DIRECTION:
Gather the lines below that include the string "Surface", copying each in full.
BEGIN RECORDS TO USE
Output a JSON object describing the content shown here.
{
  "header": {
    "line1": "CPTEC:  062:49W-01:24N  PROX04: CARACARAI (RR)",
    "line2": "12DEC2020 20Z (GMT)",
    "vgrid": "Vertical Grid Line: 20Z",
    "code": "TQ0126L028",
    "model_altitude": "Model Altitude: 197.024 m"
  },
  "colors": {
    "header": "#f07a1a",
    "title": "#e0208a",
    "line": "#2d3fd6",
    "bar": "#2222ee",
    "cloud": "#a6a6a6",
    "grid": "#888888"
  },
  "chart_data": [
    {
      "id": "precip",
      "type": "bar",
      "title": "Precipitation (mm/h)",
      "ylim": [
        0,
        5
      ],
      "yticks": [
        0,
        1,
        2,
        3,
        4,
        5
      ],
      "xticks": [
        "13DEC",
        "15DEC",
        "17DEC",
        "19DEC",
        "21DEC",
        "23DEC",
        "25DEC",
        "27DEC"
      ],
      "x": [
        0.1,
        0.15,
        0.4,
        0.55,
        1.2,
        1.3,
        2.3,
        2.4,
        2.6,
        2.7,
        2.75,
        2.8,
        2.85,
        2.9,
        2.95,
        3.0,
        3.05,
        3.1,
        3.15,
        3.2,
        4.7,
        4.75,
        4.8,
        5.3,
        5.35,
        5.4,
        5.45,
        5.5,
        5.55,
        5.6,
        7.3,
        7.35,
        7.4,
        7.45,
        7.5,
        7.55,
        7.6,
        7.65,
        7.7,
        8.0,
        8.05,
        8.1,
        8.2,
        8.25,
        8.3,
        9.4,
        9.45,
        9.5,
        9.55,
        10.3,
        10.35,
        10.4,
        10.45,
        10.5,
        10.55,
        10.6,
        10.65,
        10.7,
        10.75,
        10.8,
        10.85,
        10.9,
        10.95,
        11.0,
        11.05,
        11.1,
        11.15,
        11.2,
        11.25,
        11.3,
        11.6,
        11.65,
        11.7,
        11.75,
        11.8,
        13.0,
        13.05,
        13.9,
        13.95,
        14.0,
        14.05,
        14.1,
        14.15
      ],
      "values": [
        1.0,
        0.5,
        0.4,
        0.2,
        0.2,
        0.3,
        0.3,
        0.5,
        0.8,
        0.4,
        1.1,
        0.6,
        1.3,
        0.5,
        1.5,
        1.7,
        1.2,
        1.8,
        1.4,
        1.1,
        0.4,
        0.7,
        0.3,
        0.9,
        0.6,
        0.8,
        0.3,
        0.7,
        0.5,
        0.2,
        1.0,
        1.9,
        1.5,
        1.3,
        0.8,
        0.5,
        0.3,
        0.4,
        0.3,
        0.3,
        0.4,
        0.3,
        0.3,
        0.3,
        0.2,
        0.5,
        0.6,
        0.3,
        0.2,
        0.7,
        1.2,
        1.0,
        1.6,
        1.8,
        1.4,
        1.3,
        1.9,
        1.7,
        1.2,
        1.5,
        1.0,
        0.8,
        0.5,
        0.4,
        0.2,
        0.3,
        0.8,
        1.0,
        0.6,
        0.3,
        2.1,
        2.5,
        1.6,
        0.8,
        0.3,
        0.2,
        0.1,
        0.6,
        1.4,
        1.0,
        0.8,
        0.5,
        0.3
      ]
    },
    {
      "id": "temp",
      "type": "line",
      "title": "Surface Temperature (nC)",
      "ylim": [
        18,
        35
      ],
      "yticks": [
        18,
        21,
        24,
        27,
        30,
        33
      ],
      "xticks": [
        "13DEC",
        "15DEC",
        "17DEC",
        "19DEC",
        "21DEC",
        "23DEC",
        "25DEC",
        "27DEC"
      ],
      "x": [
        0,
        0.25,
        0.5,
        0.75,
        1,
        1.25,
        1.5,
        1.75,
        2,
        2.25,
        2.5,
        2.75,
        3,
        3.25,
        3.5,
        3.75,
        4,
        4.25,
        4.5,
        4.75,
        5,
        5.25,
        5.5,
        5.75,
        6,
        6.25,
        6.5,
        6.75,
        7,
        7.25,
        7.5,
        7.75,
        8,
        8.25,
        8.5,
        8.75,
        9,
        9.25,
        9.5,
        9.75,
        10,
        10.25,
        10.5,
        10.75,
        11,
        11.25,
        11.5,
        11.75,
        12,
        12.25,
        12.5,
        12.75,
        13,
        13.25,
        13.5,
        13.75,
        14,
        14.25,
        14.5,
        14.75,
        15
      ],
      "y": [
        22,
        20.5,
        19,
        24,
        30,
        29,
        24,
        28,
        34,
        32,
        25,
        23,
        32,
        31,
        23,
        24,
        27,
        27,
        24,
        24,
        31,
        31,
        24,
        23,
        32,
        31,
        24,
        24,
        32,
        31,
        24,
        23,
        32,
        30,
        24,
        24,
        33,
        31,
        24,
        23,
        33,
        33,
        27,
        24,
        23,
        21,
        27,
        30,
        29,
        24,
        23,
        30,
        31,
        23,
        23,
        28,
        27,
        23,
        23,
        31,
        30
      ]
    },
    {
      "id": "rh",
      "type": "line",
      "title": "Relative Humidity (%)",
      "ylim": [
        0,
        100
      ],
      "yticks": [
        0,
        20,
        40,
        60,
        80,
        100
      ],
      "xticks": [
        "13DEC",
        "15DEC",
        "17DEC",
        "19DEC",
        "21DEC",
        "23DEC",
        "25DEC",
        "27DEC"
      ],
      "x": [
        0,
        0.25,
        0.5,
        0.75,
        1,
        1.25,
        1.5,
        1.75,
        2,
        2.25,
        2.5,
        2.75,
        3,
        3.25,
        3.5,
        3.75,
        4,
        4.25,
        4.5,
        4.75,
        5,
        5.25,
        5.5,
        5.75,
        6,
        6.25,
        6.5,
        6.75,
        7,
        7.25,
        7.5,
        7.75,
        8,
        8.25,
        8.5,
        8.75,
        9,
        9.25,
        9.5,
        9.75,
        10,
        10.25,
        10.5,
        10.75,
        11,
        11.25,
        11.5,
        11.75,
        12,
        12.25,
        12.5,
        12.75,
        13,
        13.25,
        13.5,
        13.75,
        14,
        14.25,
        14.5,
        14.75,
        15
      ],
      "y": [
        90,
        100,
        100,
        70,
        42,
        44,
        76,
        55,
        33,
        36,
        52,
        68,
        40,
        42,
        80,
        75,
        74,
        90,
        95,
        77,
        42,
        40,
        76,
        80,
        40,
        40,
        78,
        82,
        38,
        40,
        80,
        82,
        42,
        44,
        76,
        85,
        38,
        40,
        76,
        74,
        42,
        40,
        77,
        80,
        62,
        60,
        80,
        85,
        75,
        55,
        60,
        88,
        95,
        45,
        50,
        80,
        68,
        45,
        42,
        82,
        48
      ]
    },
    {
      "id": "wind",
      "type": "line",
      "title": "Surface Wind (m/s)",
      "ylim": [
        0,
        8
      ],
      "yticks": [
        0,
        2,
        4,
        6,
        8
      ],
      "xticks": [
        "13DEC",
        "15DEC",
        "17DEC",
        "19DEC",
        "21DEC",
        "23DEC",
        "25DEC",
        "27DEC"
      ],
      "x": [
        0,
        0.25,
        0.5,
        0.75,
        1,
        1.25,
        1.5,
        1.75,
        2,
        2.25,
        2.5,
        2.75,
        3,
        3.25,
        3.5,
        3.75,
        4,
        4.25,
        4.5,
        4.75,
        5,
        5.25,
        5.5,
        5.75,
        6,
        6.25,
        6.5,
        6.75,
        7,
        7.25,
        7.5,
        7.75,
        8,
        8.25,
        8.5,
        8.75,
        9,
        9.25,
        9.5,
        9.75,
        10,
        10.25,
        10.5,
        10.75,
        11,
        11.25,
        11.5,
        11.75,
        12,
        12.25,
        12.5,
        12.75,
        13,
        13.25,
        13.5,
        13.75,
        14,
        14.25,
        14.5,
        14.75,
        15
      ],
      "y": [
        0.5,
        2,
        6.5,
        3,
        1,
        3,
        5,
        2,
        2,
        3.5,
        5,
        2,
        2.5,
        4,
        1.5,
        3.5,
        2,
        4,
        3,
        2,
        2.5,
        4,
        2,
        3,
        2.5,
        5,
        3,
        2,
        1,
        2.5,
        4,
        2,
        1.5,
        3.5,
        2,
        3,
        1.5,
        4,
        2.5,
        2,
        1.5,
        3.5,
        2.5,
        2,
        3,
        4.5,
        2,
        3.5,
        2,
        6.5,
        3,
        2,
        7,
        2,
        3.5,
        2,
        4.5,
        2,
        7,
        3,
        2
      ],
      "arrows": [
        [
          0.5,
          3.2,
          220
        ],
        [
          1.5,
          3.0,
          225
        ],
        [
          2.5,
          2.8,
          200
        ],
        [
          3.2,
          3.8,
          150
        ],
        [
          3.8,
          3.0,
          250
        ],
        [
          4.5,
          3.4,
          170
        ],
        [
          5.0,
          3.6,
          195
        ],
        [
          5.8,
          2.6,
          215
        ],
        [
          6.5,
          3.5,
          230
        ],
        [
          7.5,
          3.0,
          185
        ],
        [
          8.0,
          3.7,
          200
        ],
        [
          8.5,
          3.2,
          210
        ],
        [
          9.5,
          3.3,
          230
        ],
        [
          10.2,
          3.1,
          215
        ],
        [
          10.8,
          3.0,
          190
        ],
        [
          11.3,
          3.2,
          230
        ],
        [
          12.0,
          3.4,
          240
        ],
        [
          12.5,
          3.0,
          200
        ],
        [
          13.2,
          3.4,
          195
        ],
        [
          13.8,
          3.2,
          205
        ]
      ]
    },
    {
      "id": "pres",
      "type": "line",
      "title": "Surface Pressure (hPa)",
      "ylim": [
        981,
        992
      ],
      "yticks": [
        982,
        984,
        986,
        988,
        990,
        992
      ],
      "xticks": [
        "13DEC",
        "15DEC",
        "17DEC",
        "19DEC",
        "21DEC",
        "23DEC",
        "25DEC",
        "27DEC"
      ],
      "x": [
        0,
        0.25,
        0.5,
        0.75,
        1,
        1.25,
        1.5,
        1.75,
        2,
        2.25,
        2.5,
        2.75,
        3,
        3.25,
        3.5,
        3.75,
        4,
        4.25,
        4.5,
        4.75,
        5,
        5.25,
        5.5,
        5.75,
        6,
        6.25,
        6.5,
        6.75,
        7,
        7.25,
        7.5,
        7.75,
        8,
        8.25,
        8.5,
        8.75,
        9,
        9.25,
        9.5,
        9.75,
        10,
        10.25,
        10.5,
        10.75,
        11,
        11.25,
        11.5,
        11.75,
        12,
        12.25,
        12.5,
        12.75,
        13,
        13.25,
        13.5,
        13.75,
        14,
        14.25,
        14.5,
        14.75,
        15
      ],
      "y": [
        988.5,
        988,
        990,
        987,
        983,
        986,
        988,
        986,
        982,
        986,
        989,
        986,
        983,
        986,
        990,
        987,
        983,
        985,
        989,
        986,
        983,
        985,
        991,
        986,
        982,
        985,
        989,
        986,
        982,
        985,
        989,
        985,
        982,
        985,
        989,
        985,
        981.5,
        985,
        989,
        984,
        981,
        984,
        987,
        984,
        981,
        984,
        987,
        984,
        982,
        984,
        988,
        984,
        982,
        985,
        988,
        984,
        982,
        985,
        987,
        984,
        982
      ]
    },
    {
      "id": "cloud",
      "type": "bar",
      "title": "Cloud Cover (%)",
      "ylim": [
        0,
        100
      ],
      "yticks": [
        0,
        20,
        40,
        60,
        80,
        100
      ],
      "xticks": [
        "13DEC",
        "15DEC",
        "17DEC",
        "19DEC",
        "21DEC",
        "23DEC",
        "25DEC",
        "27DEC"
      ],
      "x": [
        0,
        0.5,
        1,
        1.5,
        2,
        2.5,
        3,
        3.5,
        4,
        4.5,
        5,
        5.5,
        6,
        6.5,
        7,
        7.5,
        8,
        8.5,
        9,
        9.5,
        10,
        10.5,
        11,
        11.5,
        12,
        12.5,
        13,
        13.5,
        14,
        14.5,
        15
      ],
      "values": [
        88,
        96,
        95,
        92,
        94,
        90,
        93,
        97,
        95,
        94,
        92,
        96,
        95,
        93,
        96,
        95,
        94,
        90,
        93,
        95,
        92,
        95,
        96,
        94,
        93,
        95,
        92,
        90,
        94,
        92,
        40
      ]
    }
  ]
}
END RECORDS TO USE
RESPONSE TO THIS TASK:
      "title": "Surface Temperature (nC)",
      "title": "Surface Wind (m/s)",
      "title": "Surface Pressure (hPa)",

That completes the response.